### DIRECTIONS FOR THIS TASK
Return all of the data exactly as written, without the pictures.

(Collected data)

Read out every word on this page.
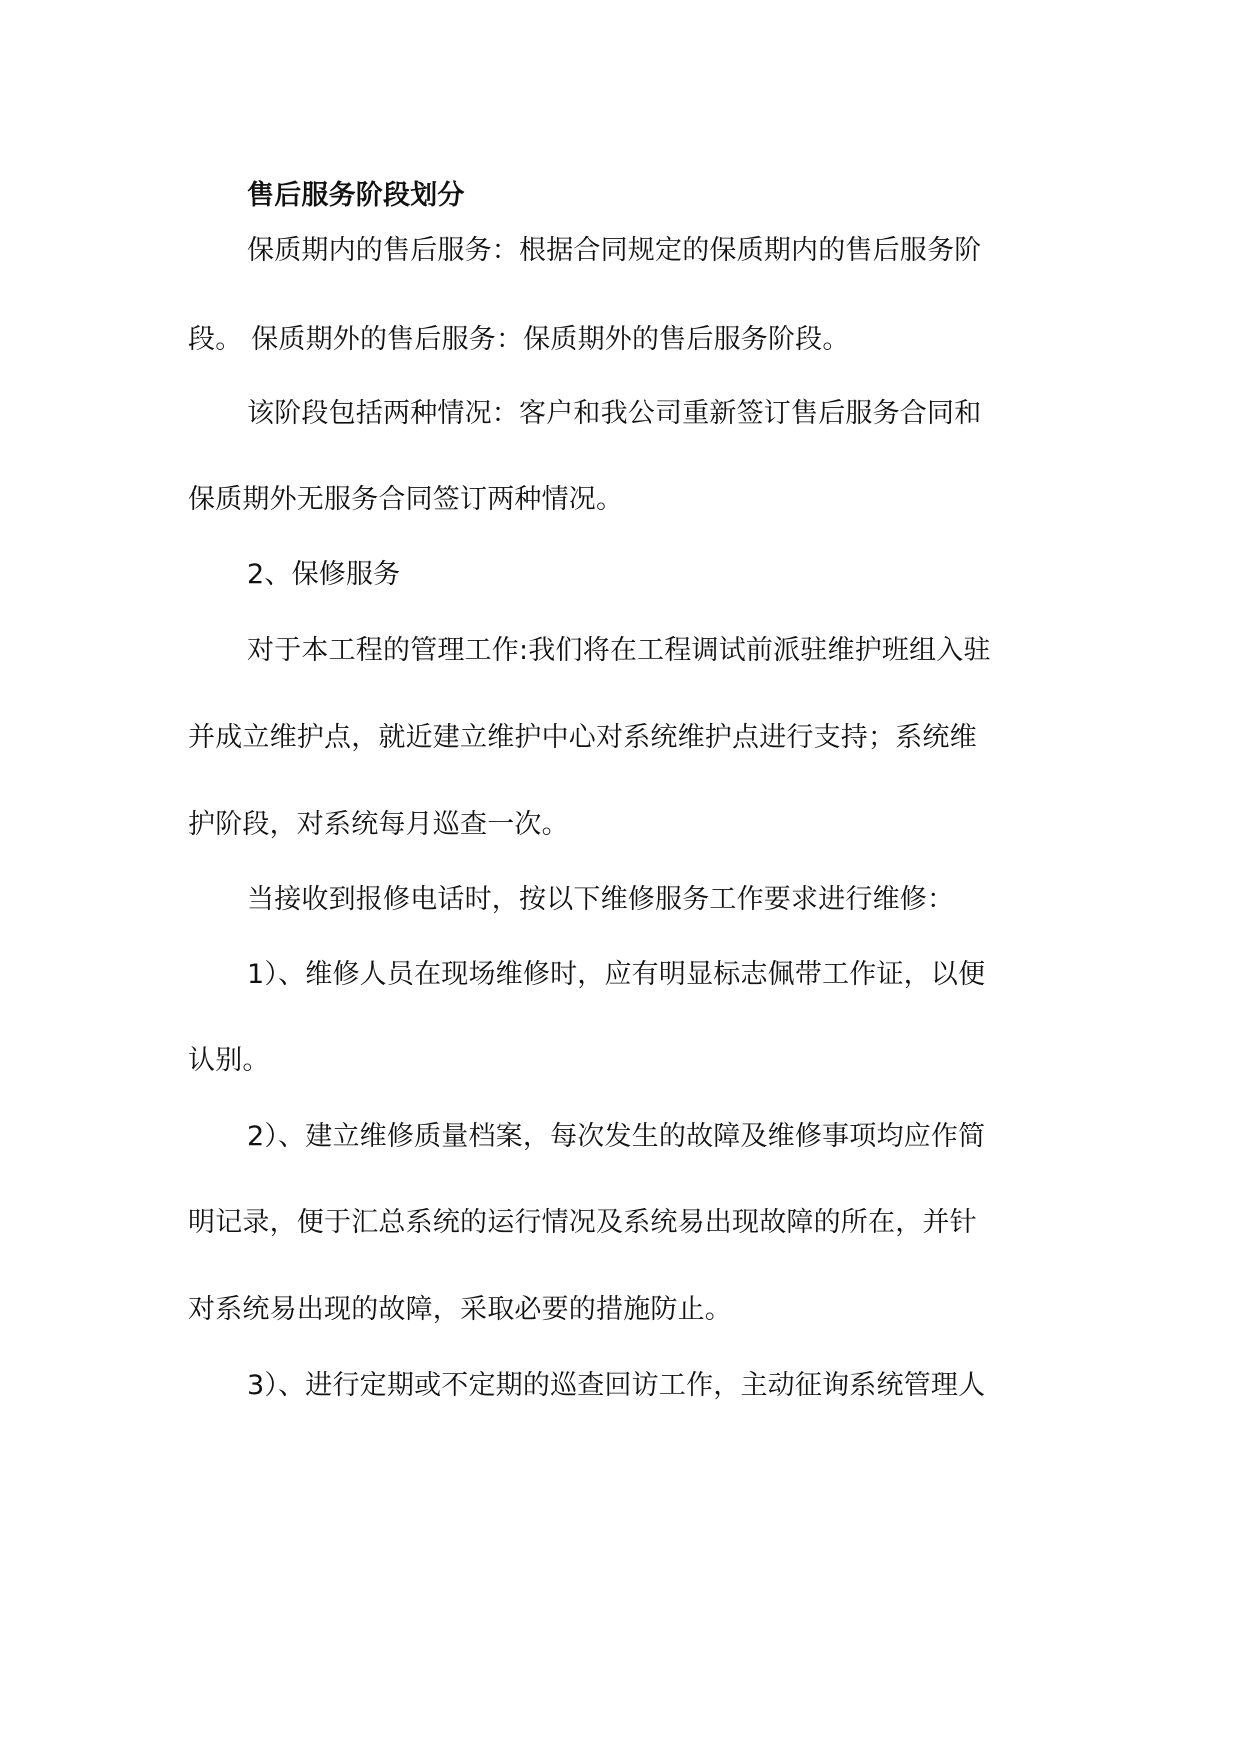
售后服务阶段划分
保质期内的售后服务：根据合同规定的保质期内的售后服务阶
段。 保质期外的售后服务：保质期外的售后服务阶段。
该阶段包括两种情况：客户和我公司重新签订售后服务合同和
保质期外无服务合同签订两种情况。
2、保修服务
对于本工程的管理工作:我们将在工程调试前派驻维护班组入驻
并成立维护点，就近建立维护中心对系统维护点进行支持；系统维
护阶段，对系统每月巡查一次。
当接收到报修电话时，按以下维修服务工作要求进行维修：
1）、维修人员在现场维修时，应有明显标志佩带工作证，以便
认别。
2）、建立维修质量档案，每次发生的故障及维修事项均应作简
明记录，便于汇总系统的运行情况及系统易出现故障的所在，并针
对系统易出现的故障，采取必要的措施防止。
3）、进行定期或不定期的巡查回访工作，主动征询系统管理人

### FINAL ANSWER
Read out every word on this page.
售后服务阶段划分
保质期内的售后服务：根据合同规定的保质期内的售后服务阶
段。 保质期外的售后服务：保质期外的售后服务阶段。
该阶段包括两种情况：客户和我公司重新签订售后服务合同和
保质期外无服务合同签订两种情况。
2、保修服务
对于本工程的管理工作:我们将在工程调试前派驻维护班组入驻
并成立维护点，就近建立维护中心对系统维护点进行支持；系统维
护阶段，对系统每月巡查一次。
当接收到报修电话时，按以下维修服务工作要求进行维修：
1）、维修人员在现场维修时，应有明显标志佩带工作证，以便
认别。
2）、建立维修质量档案，每次发生的故障及维修事项均应作简
明记录，便于汇总系统的运行情况及系统易出现故障的所在，并针
对系统易出现的故障，采取必要的措施防止。
3）、进行定期或不定期的巡查回访工作，主动征询系统管理人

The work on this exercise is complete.